— Objective —
Everything from the line that contains "Extract the structured" through the last line of the listing must be copied exactly, with both of those lines included and no others.

┌─ Task inputs

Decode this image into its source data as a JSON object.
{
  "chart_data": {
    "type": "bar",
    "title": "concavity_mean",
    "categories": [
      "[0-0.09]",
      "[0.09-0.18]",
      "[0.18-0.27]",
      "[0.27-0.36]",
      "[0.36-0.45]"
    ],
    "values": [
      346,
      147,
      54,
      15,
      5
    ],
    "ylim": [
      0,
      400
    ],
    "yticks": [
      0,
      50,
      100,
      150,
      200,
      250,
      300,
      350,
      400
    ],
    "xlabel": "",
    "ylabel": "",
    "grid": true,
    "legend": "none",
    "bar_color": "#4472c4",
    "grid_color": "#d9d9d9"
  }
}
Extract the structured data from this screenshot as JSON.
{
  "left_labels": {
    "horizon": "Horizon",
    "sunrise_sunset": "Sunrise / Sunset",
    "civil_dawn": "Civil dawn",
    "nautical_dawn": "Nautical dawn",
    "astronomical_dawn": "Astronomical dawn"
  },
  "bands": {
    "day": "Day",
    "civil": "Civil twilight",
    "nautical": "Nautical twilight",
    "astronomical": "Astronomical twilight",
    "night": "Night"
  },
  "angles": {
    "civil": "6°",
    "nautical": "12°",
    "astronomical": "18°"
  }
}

└─

— Output of the task —
Extract the structured data from this screenshot as JSON.
{
  "left_labels": {
    "horizon": "Horizon",
    "sunrise_sunset": "Sunrise / Sunset",
    "civil_dawn": "Civil dawn",
    "nautical_dawn": "Nautical dawn",
    "astronomical_dawn": "Astronomical dawn"
  },
  "bands": {
    "day": "Day",
    "civil": "Civil twilight",
    "nautical": "Nautical twilight",
    "astronomical": "Astronomical twilight",
    "night": "Night"
  },
  "angles": {
    "civil": "6°",
    "nautical": "12°",
    "astronomical": "18°"
  }
}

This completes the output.